# [Your goal]
Please transcribe the listing below in full and word for word, without its pictures.

Figure collection entries:

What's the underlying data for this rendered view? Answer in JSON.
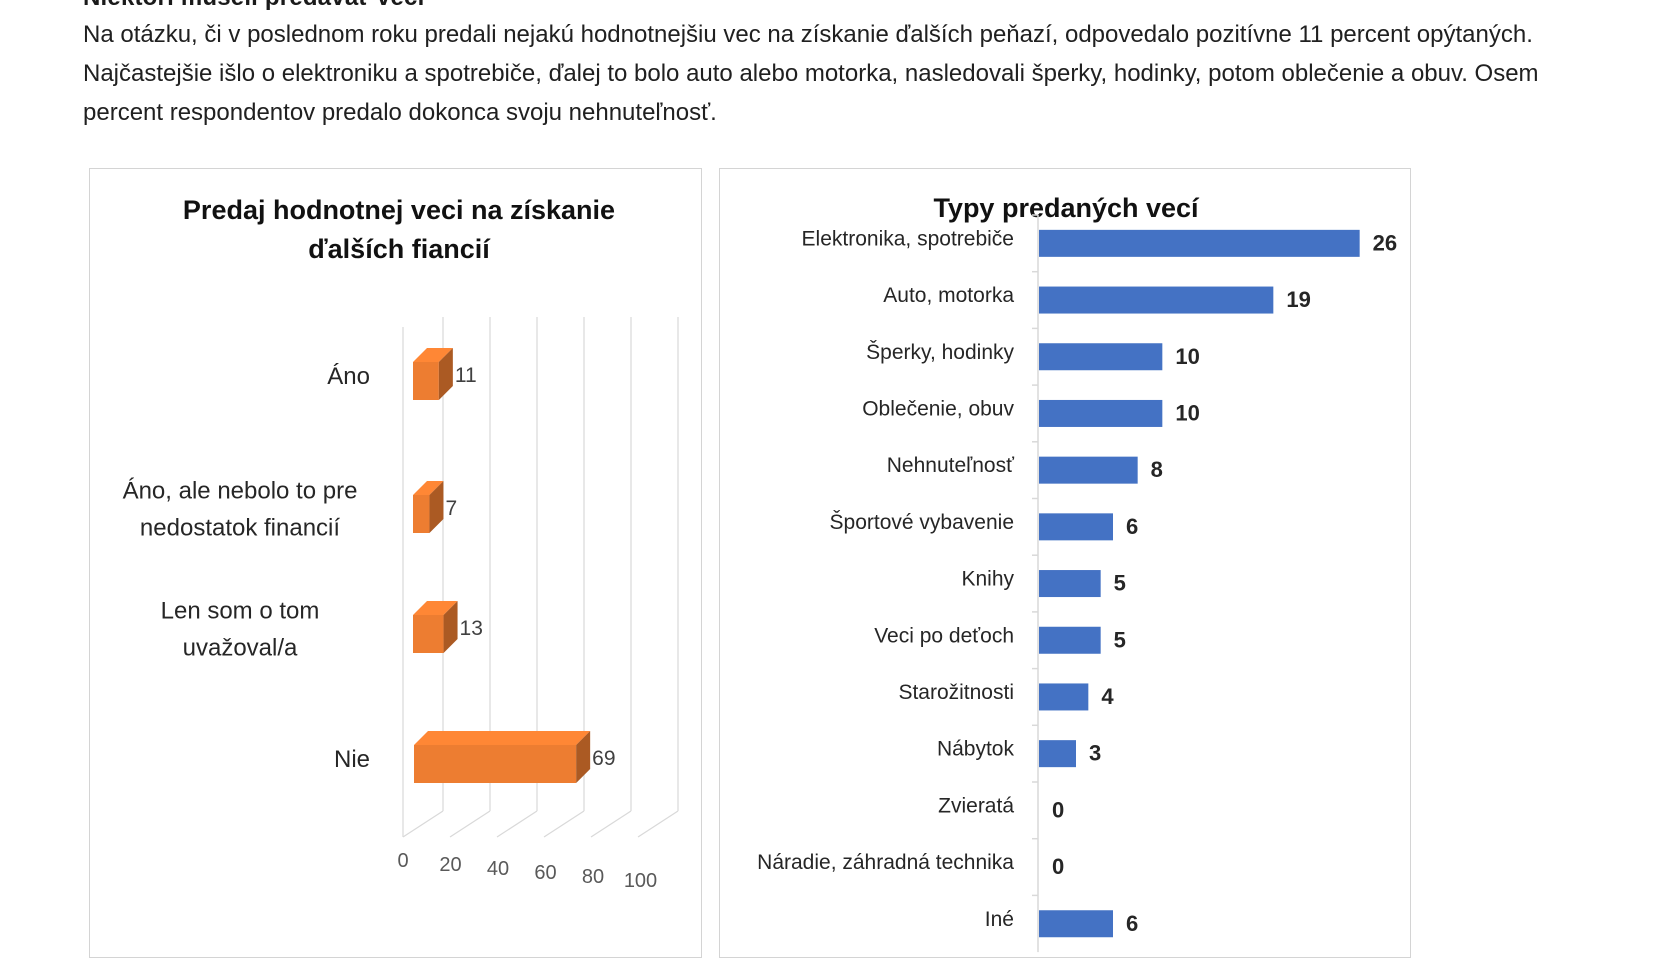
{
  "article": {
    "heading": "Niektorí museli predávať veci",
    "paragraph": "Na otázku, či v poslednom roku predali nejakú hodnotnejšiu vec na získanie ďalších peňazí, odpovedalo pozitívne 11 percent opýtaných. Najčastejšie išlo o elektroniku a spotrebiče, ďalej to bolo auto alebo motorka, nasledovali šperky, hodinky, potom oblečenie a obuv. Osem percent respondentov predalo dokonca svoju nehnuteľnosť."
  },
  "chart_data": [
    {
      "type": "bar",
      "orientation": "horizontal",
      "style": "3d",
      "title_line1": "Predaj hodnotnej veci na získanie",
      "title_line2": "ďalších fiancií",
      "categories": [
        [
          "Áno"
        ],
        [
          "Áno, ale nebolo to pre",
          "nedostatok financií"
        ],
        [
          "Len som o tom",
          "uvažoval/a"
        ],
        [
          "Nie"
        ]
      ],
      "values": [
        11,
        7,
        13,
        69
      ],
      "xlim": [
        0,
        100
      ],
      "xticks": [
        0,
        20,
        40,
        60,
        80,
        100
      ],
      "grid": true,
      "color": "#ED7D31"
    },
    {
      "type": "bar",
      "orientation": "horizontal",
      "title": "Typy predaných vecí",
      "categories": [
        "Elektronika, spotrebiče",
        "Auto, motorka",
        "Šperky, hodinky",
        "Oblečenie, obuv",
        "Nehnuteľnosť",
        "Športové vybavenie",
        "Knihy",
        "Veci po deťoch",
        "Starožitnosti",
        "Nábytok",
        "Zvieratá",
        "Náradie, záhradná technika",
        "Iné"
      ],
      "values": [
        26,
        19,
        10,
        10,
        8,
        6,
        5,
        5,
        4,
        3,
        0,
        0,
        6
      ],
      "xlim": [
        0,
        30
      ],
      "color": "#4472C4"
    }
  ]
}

# [Expected answer]
What's the underlying data for this rendered view? Answer in JSON.
{
  "article": {
    "heading": "Niektorí museli predávať veci",
    "paragraph": "Na otázku, či v poslednom roku predali nejakú hodnotnejšiu vec na získanie ďalších peňazí, odpovedalo pozitívne 11 percent opýtaných. Najčastejšie išlo o elektroniku a spotrebiče, ďalej to bolo auto alebo motorka, nasledovali šperky, hodinky, potom oblečenie a obuv. Osem percent respondentov predalo dokonca svoju nehnuteľnosť."
  },
  "chart_data": [
    {
      "type": "bar",
      "orientation": "horizontal",
      "style": "3d",
      "title_line1": "Predaj hodnotnej veci na získanie",
      "title_line2": "ďalších fiancií",
      "categories": [
        [
          "Áno"
        ],
        [
          "Áno, ale nebolo to pre",
          "nedostatok financií"
        ],
        [
          "Len som o tom",
          "uvažoval/a"
        ],
        [
          "Nie"
        ]
      ],
      "values": [
        11,
        7,
        13,
        69
      ],
      "xlim": [
        0,
        100
      ],
      "xticks": [
        0,
        20,
        40,
        60,
        80,
        100
      ],
      "grid": true,
      "color": "#ED7D31"
    },
    {
      "type": "bar",
      "orientation": "horizontal",
      "title": "Typy predaných vecí",
      "categories": [
        "Elektronika, spotrebiče",
        "Auto, motorka",
        "Šperky, hodinky",
        "Oblečenie, obuv",
        "Nehnuteľnosť",
        "Športové vybavenie",
        "Knihy",
        "Veci po deťoch",
        "Starožitnosti",
        "Nábytok",
        "Zvieratá",
        "Náradie, záhradná technika",
        "Iné"
      ],
      "values": [
        26,
        19,
        10,
        10,
        8,
        6,
        5,
        5,
        4,
        3,
        0,
        0,
        6
      ],
      "xlim": [
        0,
        30
      ],
      "color": "#4472C4"
    }
  ]
}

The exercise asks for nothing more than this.